Rows from a dataset:
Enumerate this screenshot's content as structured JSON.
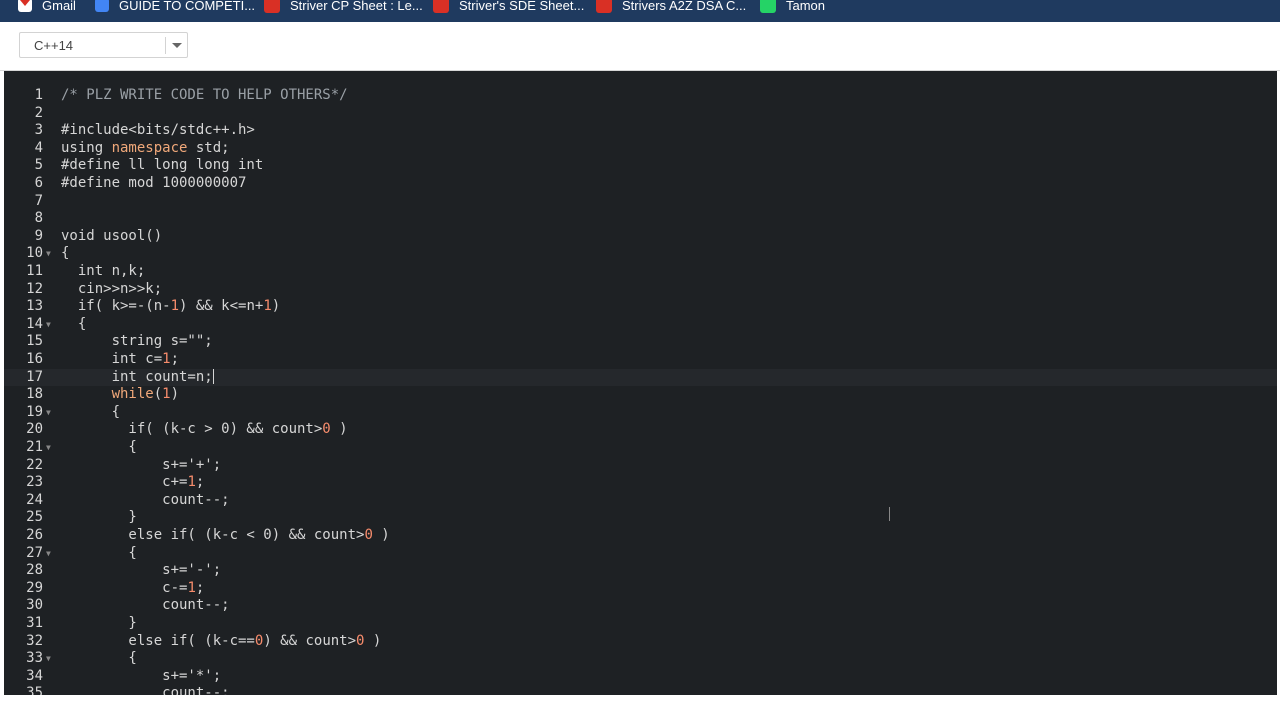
{
  "bookmarks": [
    {
      "label": "Gmail",
      "icon": "gmail-icon"
    },
    {
      "label": "GUIDE TO COMPETI...",
      "icon": "docs-icon"
    },
    {
      "label": "Striver CP Sheet : Le...",
      "icon": "tuf-icon"
    },
    {
      "label": "Striver's SDE Sheet...",
      "icon": "tuf-icon"
    },
    {
      "label": "Strivers A2Z DSA C...",
      "icon": "tuf-icon"
    },
    {
      "label": "Tamon",
      "icon": "whatsapp-icon"
    }
  ],
  "toolbar": {
    "language": "C++14"
  },
  "editor": {
    "active_line": 17,
    "lines": [
      {
        "n": "1",
        "text": "/* PLZ WRITE CODE TO HELP OTHERS*/"
      },
      {
        "n": "2",
        "text": ""
      },
      {
        "n": "3",
        "text": "#include<bits/stdc++.h>"
      },
      {
        "n": "4",
        "text": "using namespace std;"
      },
      {
        "n": "5",
        "text": "#define ll long long int"
      },
      {
        "n": "6",
        "text": "#define mod 1000000007"
      },
      {
        "n": "7",
        "text": ""
      },
      {
        "n": "8",
        "text": ""
      },
      {
        "n": "9",
        "text": "void usool()"
      },
      {
        "n": "10",
        "text": "{"
      },
      {
        "n": "11",
        "text": "  int n,k;"
      },
      {
        "n": "12",
        "text": "  cin>>n>>k;"
      },
      {
        "n": "13",
        "text": "  if( k>=-(n-1) && k<=n+1)"
      },
      {
        "n": "14",
        "text": "  {"
      },
      {
        "n": "15",
        "text": "      string s=\"\";"
      },
      {
        "n": "16",
        "text": "      int c=1;"
      },
      {
        "n": "17",
        "text": "      int count=n;"
      },
      {
        "n": "18",
        "text": "      while(1)"
      },
      {
        "n": "19",
        "text": "      {"
      },
      {
        "n": "20",
        "text": "        if( (k-c > 0) && count>0 )"
      },
      {
        "n": "21",
        "text": "        {"
      },
      {
        "n": "22",
        "text": "            s+='+';"
      },
      {
        "n": "23",
        "text": "            c+=1;"
      },
      {
        "n": "24",
        "text": "            count--;"
      },
      {
        "n": "25",
        "text": "        }"
      },
      {
        "n": "26",
        "text": "        else if( (k-c < 0) && count>0 )"
      },
      {
        "n": "27",
        "text": "        {"
      },
      {
        "n": "28",
        "text": "            s+='-';"
      },
      {
        "n": "29",
        "text": "            c-=1;"
      },
      {
        "n": "30",
        "text": "            count--;"
      },
      {
        "n": "31",
        "text": "        }"
      },
      {
        "n": "32",
        "text": "        else if( (k-c==0) && count>0 )"
      },
      {
        "n": "33",
        "text": "        {"
      },
      {
        "n": "34",
        "text": "            s+='*';"
      },
      {
        "n": "35",
        "text": "            count--;"
      }
    ],
    "fold_lines": [
      10,
      14,
      19,
      21,
      27,
      33
    ]
  },
  "colors": {
    "editor_bg": "#1e2124",
    "bookmarks_bg": "#1f3a5f",
    "keyword": "#f0a87a",
    "comment": "#9aa0a6"
  }
}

Short exercise: Work out the number of lines above that include the string "define" and write only that number.

Result of this task: 2